• [What you will do]: Every record must be repeated exactly; omit any pictures they contain.

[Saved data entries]
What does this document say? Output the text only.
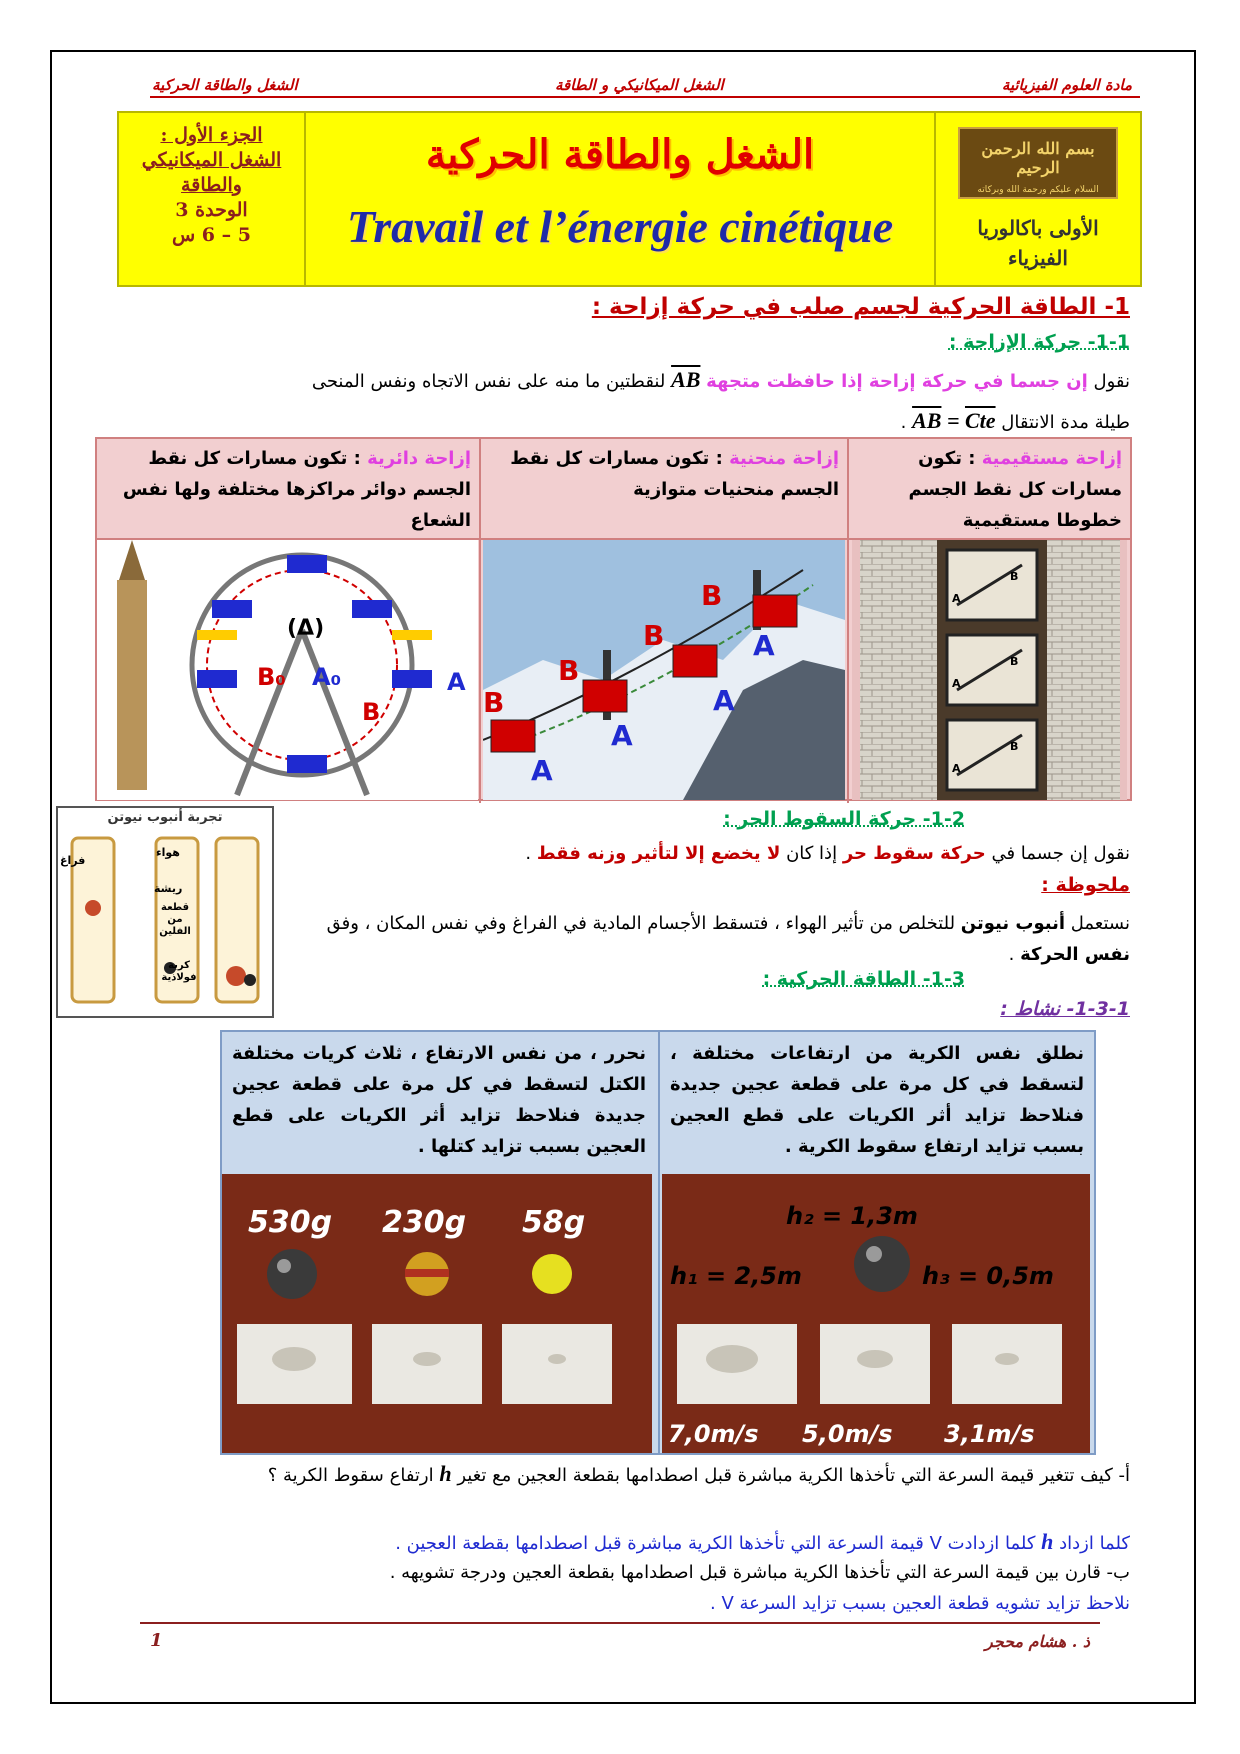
مادة العلوم الفيزيائية
الشغل الميكانيكي و الطاقة
الشغل والطاقة الحركية
الجزء الأول :
الشغل الميكانيكي
والطاقة
الوحدة 3
5 – 6 س
الشغل والطاقة الحركية
Travail et l’énergie cinétique
بسم الله الرحمن الرحيم
السلام عليكم ورحمة الله وبركاته
الأولى باكالوريا
الفيزياء
1- الطاقة الحركية لجسم صلب في حركة إزاحة :
1-1- حركة الإزاحة :
نقول إن جسما في حركة إزاحة إذا حافظت متجهة AB لنقطتين ما منه على نفس الاتجاه ونفس المنحى
طيلة مدة الانتقال $\overline{AB} = \overline{Cte}$ .
إزاحة مستقيمية : تكون مسارات كل نقط الجسم خطوطا مستقيمية
إزاحة منحنية : تكون مسارات كل نقط الجسم منحنيات متوازية
إزاحة دائرية : تكون مسارات كل نقط الجسم دوائر مراكزها مختلفة ولها نفس الشعاع
A
B
A
B
A
B
B
B
B
B
A
A
A
A
(Δ)
B₀ A₀
B
A
تجربة أنبوب نيوتن
فراغ
هواء
ريشة
قطعة من الفلين
كرية فولاذية
1-2- حركة السقوط الحر :
نقول إن جسما في حركة سقوط حر إذا كان لا يخضع إلا لتأثير وزنه فقط .
ملحوظة :
نستعمل أنبوب نيوتن للتخلص من تأثير الهواء ، فتسقط الأجسام المادية في الفراغ وفي نفس المكان ، وفق نفس الحركة .
1-3- الطاقة الحركية :
1-3-1- نشاط :
نطلق نفس الكرية من ارتفاعات مختلفة ، لتسقط في كل مرة على قطعة عجين جديدة فنلاحظ تزايد أثر الكريات على قطع العجين بسبب تزايد ارتفاع سقوط الكرية .
نحرر ، من نفس الارتفاع ، ثلاث كريات مختلفة الكتل لتسقط في كل مرة على قطعة عجين جديدة فنلاحظ تزايد أثر الكريات على قطع العجين بسبب تزايد كتلها .
h₂ = 1,3m
h₁ = 2,5m	h₃ = 0,5m
7,0m/s 5,0m/s 3,1m/s
530g 230g 58g
أ- كيف تتغير قيمة السرعة التي تأخذها الكرية مباشرة قبل اصطدامها بقطعة العجين مع تغير h ارتفاع سقوط الكرية ؟
كلما ازداد h كلما ازدادت V قيمة السرعة التي تأخذها الكرية مباشرة قبل اصطدامها بقطعة العجين .
ب- قارن بين قيمة السرعة التي تأخذها الكرية مباشرة قبل اصطدامها بقطعة العجين ودرجة تشويهه .
نلاحظ تزايد تشويه قطعة العجين بسبب تزايد السرعة V .
ذ . هشام محجر
1
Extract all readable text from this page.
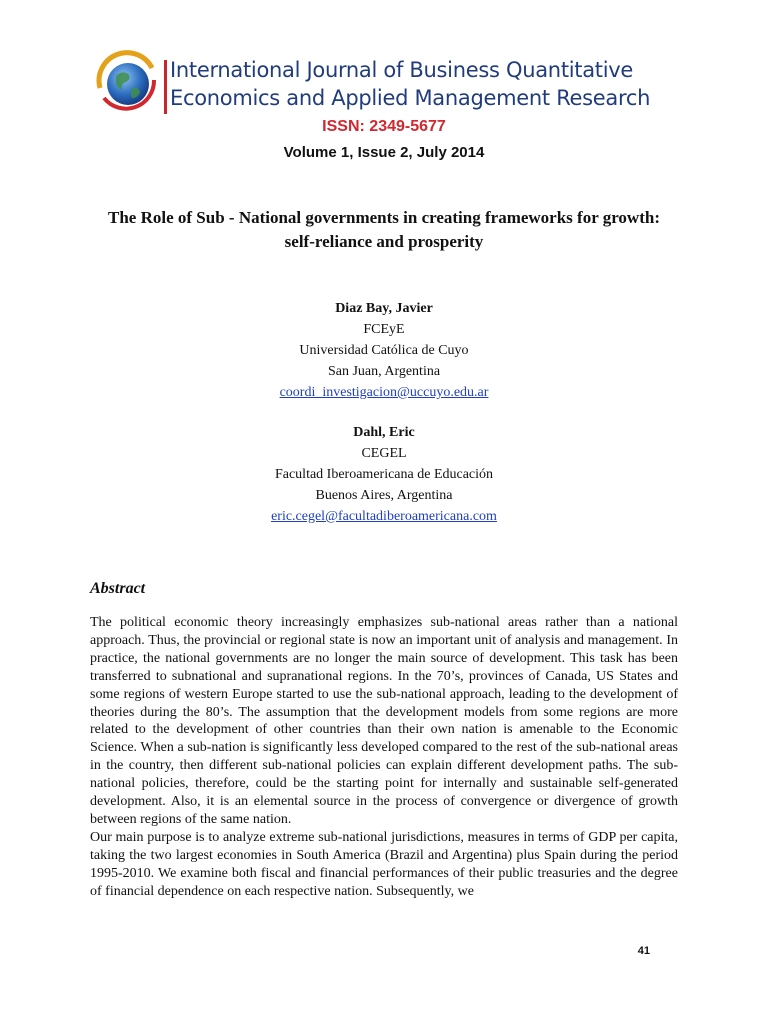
International Journal of Business Quantitative
Economics and Applied Management Research
ISSN: 2349-5677
Volume 1, Issue 2, July 2014
The Role of Sub - National governments in creating frameworks for growth:
self-reliance and prosperity
Diaz Bay, Javier
FCEyE
Universidad Católica de Cuyo
San Juan, Argentina
coordi_investigacion@uccuyo.edu.ar
Dahl, Eric
CEGEL
Facultad Iberoamericana de Educación
Buenos Aires, Argentina
eric.cegel@facultadiberoamericana.com
Abstract

The political economic theory increasingly emphasizes sub-national areas rather than a national approach. Thus, the provincial or regional state is now an important unit of analysis and management. In practice, the national governments are no longer the main source of development. This task has been transferred to subnational and supranational regions. In the 70’s, provinces of Canada, US States and some regions of western Europe started to use the sub-national approach, leading to the development of theories during the 80’s. The assumption that the development models from some regions are more related to the development of other countries than their own nation is amenable to the Economic Science. When a sub-nation is significantly less developed compared to the rest of the sub-national areas in the country, then different sub-national policies can explain different development paths. The sub-national policies, therefore, could be the starting point for internally and sustainable self-generated development. Also, it is an elemental source in the process of convergence or divergence of growth between regions of the same nation.

Our main purpose is to analyze extreme sub-national jurisdictions, measures in terms of GDP per capita, taking the two largest economies in South America (Brazil and Argentina) plus Spain during the period 1995-2010. We examine both fiscal and financial performances of their public treasuries and the degree of financial dependence on each respective nation. Subsequently, we

41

• [Response to the task]:
What does this document say? Output the text only.
مادة العلوم الفيزيائية
الشغل الميكانيكي و الطاقة
الشغل والطاقة الحركية
الجزء الأول :
الشغل الميكانيكي
والطاقة
الوحدة 3
5 – 6 س
الشغل والطاقة الحركية
Travail et l’énergie cinétique
بسم الله الرحمن الرحيم
السلام عليكم ورحمة الله وبركاته
الأولى باكالوريا
الفيزياء
1- الطاقة الحركية لجسم صلب في حركة إزاحة :
1-1- حركة الإزاحة :
نقول إن جسما في حركة إزاحة إذا حافظت متجهة AB لنقطتين ما منه على نفس الاتجاه ونفس المنحى
طيلة مدة الانتقال $\overline{AB} = \overline{Cte}$ .
إزاحة مستقيمية : تكون مسارات كل نقط الجسم خطوطا مستقيمية
إزاحة منحنية : تكون مسارات كل نقط الجسم منحنيات متوازية
إزاحة دائرية : تكون مسارات كل نقط الجسم دوائر مراكزها مختلفة ولها نفس الشعاع
A
B
A
B
A
B
B
B
B
B
A
A
A
A
(Δ)
B₀ A₀
B
A
تجربة أنبوب نيوتن
فراغ
هواء
ريشة
قطعة من الفلين
كرية فولاذية
1-2- حركة السقوط الحر :
نقول إن جسما في حركة سقوط حر إذا كان لا يخضع إلا لتأثير وزنه فقط .
ملحوظة :
نستعمل أنبوب نيوتن للتخلص من تأثير الهواء ، فتسقط الأجسام المادية في الفراغ وفي نفس المكان ، وفق نفس الحركة .
1-3- الطاقة الحركية :
1-3-1- نشاط :
نطلق نفس الكرية من ارتفاعات مختلفة ، لتسقط في كل مرة على قطعة عجين جديدة فنلاحظ تزايد أثر الكريات على قطع العجين بسبب تزايد ارتفاع سقوط الكرية .
نحرر ، من نفس الارتفاع ، ثلاث كريات مختلفة الكتل لتسقط في كل مرة على قطعة عجين جديدة فنلاحظ تزايد أثر الكريات على قطع العجين بسبب تزايد كتلها .
h₂ = 1,3m
h₁ = 2,5m	h₃ = 0,5m
7,0m/s 5,0m/s 3,1m/s
530g 230g 58g
أ- كيف تتغير قيمة السرعة التي تأخذها الكرية مباشرة قبل اصطدامها بقطعة العجين مع تغير h ارتفاع سقوط الكرية ؟
كلما ازداد h كلما ازدادت V قيمة السرعة التي تأخذها الكرية مباشرة قبل اصطدامها بقطعة العجين .
ب- قارن بين قيمة السرعة التي تأخذها الكرية مباشرة قبل اصطدامها بقطعة العجين ودرجة تشويهه .
نلاحظ تزايد تشويه قطعة العجين بسبب تزايد السرعة V .
ذ . هشام محجر
1
Extract all readable text from this page.
International Journal of Business Quantitative
Economics and Applied Management Research
ISSN: 2349-5677
Volume 1, Issue 2, July 2014
The Role of Sub - National governments in creating frameworks for growth:
self-reliance and prosperity
Diaz Bay, Javier
FCEyE
Universidad Católica de Cuyo
San Juan, Argentina
coordi_investigacion@uccuyo.edu.ar
Dahl, Eric
CEGEL
Facultad Iberoamericana de Educación
Buenos Aires, Argentina
eric.cegel@facultadiberoamericana.com
Abstract

The political economic theory increasingly emphasizes sub-national areas rather than a national approach. Thus, the provincial or regional state is now an important unit of analysis and management. In practice, the national governments are no longer the main source of development. This task has been transferred to subnational and supranational regions. In the 70’s, provinces of Canada, US States and some regions of western Europe started to use the sub-national approach, leading to the development of theories during the 80’s. The assumption that the development models from some regions are more related to the development of other countries than their own nation is amenable to the Economic Science. When a sub-nation is significantly less developed compared to the rest of the sub-national areas in the country, then different sub-national policies can explain different development paths. The sub-national policies, therefore, could be the starting point for internally and sustainable self-generated development. Also, it is an elemental source in the process of convergence or divergence of growth between regions of the same nation.

Our main purpose is to analyze extreme sub-national jurisdictions, measures in terms of GDP per capita, taking the two largest economies in South America (Brazil and Argentina) plus Spain during the period 1995-2010. We examine both fiscal and financial performances of their public treasuries and the degree of financial dependence on each respective nation. Subsequently, we

41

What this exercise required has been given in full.